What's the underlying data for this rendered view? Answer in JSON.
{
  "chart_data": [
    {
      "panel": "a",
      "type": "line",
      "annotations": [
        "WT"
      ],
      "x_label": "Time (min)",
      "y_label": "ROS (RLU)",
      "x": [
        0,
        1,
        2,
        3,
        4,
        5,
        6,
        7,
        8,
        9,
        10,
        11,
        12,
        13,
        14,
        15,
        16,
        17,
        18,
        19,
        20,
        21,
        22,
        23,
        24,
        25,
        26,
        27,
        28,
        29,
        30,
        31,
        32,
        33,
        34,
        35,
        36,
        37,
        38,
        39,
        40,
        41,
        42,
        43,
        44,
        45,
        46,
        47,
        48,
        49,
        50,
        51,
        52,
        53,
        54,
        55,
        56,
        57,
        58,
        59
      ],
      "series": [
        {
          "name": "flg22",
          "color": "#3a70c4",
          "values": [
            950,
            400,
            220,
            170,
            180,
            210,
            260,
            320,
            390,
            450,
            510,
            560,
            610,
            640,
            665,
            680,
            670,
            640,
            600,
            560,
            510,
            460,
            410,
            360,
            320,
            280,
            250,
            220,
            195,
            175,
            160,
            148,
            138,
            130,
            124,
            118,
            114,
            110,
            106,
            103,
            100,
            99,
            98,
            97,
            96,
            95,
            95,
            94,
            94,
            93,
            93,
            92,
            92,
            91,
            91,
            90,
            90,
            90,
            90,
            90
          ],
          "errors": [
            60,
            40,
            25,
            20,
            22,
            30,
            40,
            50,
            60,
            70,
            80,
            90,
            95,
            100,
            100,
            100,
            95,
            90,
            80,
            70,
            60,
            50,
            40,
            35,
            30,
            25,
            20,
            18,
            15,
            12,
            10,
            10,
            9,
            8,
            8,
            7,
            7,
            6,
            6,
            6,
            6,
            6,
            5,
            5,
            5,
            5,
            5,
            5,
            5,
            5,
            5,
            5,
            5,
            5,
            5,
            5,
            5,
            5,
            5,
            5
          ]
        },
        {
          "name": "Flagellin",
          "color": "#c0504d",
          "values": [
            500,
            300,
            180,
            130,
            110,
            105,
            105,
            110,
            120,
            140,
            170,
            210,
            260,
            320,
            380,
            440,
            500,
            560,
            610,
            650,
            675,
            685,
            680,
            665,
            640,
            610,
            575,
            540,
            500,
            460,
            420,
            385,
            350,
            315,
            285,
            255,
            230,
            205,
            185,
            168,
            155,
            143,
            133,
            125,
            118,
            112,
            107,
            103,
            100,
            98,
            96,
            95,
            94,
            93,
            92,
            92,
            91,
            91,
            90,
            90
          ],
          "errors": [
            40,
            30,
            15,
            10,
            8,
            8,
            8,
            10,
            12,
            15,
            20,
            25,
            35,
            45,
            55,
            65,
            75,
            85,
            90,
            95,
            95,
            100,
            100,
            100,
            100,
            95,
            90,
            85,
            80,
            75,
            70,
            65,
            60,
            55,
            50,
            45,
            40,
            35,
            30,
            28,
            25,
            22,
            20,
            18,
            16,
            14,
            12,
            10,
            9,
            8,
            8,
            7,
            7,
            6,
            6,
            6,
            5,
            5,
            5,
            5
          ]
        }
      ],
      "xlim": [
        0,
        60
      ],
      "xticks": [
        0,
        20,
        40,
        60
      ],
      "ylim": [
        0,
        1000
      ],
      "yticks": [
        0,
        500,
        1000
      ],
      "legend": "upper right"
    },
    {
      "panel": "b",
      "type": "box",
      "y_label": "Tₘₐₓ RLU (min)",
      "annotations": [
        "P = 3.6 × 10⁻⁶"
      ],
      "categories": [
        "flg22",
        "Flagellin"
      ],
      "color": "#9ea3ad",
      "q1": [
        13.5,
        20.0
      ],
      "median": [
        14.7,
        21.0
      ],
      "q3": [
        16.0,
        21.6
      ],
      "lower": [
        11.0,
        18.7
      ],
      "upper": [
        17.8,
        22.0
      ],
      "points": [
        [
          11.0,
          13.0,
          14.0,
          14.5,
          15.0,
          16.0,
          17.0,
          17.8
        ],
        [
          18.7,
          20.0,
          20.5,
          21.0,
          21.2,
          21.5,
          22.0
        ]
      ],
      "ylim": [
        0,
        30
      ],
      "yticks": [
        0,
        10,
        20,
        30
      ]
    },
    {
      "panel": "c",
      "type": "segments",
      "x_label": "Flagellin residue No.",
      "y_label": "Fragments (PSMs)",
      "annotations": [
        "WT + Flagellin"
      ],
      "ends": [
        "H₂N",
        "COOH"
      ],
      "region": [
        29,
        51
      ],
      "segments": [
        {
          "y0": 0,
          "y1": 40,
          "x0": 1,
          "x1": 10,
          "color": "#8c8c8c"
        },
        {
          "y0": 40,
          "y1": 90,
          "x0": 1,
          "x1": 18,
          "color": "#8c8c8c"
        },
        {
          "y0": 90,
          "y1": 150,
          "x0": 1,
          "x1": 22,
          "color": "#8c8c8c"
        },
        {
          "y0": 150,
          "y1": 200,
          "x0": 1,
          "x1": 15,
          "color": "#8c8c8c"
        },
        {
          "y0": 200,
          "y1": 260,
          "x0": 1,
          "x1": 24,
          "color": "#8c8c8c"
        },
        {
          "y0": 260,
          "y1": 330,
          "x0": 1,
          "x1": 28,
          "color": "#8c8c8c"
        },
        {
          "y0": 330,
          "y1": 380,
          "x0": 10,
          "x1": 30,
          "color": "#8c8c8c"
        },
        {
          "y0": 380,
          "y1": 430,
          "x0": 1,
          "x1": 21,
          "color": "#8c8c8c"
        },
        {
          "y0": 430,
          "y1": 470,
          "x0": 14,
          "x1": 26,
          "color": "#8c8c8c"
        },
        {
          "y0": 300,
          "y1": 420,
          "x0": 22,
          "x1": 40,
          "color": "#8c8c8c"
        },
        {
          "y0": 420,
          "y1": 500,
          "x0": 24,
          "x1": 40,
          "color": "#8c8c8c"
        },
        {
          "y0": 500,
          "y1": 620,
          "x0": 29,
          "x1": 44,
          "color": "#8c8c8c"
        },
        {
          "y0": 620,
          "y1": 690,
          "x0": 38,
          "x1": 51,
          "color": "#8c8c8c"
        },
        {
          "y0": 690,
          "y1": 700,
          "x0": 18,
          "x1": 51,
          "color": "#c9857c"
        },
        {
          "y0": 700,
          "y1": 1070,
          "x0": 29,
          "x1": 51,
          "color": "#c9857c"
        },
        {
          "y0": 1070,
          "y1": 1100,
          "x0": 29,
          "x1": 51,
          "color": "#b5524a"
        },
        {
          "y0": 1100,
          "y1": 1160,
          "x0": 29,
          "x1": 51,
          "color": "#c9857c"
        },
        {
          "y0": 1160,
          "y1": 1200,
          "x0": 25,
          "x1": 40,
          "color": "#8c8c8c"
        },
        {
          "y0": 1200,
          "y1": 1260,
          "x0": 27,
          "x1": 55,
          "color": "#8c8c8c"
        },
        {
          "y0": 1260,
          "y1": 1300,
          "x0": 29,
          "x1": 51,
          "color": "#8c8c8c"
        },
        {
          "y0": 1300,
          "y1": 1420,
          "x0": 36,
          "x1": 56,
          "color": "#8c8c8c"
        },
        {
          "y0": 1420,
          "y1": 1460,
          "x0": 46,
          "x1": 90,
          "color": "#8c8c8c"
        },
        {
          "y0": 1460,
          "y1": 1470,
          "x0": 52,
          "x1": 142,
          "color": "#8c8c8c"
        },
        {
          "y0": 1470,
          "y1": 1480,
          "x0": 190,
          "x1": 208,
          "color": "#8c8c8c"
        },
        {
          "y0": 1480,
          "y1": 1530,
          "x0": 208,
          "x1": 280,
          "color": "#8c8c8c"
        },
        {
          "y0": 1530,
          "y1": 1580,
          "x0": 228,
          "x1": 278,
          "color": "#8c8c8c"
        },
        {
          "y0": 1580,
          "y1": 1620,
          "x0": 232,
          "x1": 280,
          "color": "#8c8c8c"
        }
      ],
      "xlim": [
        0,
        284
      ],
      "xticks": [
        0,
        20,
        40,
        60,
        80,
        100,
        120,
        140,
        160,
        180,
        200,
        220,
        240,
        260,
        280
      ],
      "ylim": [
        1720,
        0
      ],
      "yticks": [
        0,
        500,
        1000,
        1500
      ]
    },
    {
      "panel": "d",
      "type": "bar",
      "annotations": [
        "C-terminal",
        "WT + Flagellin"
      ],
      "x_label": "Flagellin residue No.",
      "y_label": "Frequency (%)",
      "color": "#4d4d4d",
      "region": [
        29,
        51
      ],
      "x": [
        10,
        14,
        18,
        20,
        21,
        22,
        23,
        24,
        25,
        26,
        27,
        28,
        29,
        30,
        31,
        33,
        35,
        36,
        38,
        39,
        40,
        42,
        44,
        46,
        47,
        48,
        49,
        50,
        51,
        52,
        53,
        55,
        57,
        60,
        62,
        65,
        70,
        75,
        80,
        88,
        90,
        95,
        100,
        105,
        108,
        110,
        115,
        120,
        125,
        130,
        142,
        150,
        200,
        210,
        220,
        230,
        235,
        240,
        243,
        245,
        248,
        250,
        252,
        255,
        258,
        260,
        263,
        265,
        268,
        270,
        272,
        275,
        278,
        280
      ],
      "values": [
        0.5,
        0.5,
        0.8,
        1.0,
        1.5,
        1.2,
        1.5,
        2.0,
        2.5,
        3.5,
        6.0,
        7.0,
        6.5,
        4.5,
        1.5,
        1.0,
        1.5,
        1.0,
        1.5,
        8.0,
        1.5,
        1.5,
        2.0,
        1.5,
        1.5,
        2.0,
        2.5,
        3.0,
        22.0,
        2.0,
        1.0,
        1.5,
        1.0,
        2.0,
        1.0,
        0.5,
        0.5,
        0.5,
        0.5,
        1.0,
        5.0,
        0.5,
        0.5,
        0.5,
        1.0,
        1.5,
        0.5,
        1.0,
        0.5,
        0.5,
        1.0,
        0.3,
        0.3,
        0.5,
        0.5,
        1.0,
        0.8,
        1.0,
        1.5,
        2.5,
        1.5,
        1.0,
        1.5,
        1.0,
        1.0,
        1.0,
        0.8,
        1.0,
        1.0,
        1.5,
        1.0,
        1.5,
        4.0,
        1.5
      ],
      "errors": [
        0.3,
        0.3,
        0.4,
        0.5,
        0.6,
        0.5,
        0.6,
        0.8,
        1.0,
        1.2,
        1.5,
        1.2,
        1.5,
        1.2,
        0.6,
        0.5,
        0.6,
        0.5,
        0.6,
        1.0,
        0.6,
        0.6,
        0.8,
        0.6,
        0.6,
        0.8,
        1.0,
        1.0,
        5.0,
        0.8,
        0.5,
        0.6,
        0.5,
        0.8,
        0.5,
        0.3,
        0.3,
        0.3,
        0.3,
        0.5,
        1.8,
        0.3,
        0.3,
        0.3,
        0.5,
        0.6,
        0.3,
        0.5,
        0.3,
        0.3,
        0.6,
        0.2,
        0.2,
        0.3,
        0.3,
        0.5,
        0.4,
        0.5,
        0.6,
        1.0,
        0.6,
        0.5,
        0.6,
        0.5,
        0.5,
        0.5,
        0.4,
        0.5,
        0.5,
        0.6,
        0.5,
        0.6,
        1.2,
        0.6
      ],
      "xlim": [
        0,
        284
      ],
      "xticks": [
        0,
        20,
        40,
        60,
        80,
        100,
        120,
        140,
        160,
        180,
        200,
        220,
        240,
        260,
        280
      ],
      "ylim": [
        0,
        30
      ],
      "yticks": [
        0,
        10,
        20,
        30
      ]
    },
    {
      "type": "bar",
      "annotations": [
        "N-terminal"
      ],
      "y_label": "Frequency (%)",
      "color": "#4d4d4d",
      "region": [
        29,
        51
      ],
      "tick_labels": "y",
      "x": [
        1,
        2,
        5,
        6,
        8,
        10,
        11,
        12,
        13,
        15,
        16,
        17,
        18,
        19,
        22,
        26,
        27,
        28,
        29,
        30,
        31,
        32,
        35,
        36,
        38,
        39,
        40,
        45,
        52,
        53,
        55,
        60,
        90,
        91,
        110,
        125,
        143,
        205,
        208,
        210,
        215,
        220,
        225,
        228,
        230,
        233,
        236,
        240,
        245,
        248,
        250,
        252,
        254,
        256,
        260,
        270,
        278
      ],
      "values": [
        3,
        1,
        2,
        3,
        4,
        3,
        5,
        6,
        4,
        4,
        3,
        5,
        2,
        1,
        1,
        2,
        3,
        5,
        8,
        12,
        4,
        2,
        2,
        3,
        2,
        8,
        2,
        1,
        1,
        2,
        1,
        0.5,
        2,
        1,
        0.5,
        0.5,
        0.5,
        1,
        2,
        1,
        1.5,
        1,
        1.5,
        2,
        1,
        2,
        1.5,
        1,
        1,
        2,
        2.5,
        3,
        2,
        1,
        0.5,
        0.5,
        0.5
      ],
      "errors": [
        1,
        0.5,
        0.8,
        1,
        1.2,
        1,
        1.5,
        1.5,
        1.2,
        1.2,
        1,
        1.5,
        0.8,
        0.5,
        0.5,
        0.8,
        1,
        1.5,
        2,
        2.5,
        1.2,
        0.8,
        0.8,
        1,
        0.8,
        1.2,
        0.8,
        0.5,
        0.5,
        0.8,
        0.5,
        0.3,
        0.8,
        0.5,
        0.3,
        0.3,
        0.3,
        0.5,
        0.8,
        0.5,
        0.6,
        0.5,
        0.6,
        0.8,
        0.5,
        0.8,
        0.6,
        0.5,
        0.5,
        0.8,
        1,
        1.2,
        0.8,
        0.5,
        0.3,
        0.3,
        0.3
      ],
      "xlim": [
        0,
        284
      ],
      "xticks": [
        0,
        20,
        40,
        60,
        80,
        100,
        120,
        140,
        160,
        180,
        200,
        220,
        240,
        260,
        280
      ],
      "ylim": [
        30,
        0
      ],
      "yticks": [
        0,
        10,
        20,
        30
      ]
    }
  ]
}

=====

Exercise aim: What count of lines in the listing contain the word "type"? Reply with the number only.

Correct response: 5